Stored items from a collection:

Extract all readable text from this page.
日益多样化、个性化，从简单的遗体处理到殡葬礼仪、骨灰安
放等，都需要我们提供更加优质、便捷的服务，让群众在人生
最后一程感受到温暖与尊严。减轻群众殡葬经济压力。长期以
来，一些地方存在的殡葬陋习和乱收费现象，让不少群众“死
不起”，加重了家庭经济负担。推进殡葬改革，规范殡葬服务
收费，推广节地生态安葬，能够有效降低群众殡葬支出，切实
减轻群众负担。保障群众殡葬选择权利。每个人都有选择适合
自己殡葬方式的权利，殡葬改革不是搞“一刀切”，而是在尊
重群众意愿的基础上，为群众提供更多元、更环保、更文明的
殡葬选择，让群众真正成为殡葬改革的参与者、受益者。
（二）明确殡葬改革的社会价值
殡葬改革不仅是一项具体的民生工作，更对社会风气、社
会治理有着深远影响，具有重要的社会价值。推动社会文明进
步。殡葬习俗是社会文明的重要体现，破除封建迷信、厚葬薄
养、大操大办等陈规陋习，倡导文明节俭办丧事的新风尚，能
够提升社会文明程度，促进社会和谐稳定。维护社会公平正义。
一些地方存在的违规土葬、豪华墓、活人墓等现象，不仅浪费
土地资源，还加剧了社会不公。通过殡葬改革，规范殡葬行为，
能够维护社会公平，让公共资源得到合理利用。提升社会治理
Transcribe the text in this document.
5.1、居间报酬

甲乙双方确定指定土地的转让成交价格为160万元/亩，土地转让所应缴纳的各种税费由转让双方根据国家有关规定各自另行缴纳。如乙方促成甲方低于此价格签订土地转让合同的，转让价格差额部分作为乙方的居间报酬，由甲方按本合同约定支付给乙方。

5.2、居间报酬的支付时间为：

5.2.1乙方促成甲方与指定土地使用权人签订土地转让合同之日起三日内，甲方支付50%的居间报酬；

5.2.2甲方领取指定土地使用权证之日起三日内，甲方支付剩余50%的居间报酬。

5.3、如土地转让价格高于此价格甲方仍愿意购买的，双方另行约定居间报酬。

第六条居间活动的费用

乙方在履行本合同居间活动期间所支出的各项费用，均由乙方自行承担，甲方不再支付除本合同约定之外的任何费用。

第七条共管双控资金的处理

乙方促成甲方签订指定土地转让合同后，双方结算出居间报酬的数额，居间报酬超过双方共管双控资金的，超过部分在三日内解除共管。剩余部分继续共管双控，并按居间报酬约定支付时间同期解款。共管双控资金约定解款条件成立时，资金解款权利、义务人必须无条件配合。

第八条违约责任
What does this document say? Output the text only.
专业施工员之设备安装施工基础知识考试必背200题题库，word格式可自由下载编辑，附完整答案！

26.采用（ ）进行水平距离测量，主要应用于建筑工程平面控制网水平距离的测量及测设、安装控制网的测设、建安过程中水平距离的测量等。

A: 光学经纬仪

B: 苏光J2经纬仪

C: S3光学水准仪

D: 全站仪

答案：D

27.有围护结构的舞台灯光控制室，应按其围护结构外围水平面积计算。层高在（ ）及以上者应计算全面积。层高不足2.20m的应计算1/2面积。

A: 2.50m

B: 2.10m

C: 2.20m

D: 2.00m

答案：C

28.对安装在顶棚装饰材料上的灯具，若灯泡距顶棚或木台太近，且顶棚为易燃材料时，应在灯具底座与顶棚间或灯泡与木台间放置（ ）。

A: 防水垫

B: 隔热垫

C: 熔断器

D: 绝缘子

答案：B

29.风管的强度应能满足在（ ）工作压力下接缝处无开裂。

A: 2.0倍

**WHAT THIS TASK INVOLVES:** Transcribe every entry exactly.

**TASK RESULT:**
Extract all readable text from this page.
日益多样化、个性化，从简单的遗体处理到殡葬礼仪、骨灰安
放等，都需要我们提供更加优质、便捷的服务，让群众在人生
最后一程感受到温暖与尊严。减轻群众殡葬经济压力。长期以
来，一些地方存在的殡葬陋习和乱收费现象，让不少群众“死
不起”，加重了家庭经济负担。推进殡葬改革，规范殡葬服务
收费，推广节地生态安葬，能够有效降低群众殡葬支出，切实
减轻群众负担。保障群众殡葬选择权利。每个人都有选择适合
自己殡葬方式的权利，殡葬改革不是搞“一刀切”，而是在尊
重群众意愿的基础上，为群众提供更多元、更环保、更文明的
殡葬选择，让群众真正成为殡葬改革的参与者、受益者。
（二）明确殡葬改革的社会价值
殡葬改革不仅是一项具体的民生工作，更对社会风气、社
会治理有着深远影响，具有重要的社会价值。推动社会文明进
步。殡葬习俗是社会文明的重要体现，破除封建迷信、厚葬薄
养、大操大办等陈规陋习，倡导文明节俭办丧事的新风尚，能
够提升社会文明程度，促进社会和谐稳定。维护社会公平正义。
一些地方存在的违规土葬、豪华墓、活人墓等现象，不仅浪费
土地资源，还加剧了社会不公。通过殡葬改革，规范殡葬行为，
能够维护社会公平，让公共资源得到合理利用。提升社会治理
Transcribe the text in this document.
5.1、居间报酬

甲乙双方确定指定土地的转让成交价格为160万元/亩，土地转让所应缴纳的各种税费由转让双方根据国家有关规定各自另行缴纳。如乙方促成甲方低于此价格签订土地转让合同的，转让价格差额部分作为乙方的居间报酬，由甲方按本合同约定支付给乙方。

5.2、居间报酬的支付时间为：

5.2.1乙方促成甲方与指定土地使用权人签订土地转让合同之日起三日内，甲方支付50%的居间报酬；

5.2.2甲方领取指定土地使用权证之日起三日内，甲方支付剩余50%的居间报酬。

5.3、如土地转让价格高于此价格甲方仍愿意购买的，双方另行约定居间报酬。

第六条居间活动的费用

乙方在履行本合同居间活动期间所支出的各项费用，均由乙方自行承担，甲方不再支付除本合同约定之外的任何费用。

第七条共管双控资金的处理

乙方促成甲方签订指定土地转让合同后，双方结算出居间报酬的数额，居间报酬超过双方共管双控资金的，超过部分在三日内解除共管。剩余部分继续共管双控，并按居间报酬约定支付时间同期解款。共管双控资金约定解款条件成立时，资金解款权利、义务人必须无条件配合。

第八条违约责任
What does this document say? Output the text only.
专业施工员之设备安装施工基础知识考试必背200题题库，word格式可自由下载编辑，附完整答案！

26.采用（ ）进行水平距离测量，主要应用于建筑工程平面控制网水平距离的测量及测设、安装控制网的测设、建安过程中水平距离的测量等。

A: 光学经纬仪

B: 苏光J2经纬仪

C: S3光学水准仪

D: 全站仪

答案：D

27.有围护结构的舞台灯光控制室，应按其围护结构外围水平面积计算。层高在（ ）及以上者应计算全面积。层高不足2.20m的应计算1/2面积。

A: 2.50m

B: 2.10m

C: 2.20m

D: 2.00m

答案：C

28.对安装在顶棚装饰材料上的灯具，若灯泡距顶棚或木台太近，且顶棚为易燃材料时，应在灯具底座与顶棚间或灯泡与木台间放置（ ）。

A: 防水垫

B: 隔热垫

C: 熔断器

D: 绝缘子

答案：B

29.风管的强度应能满足在（ ）工作压力下接缝处无开裂。

A: 2.0倍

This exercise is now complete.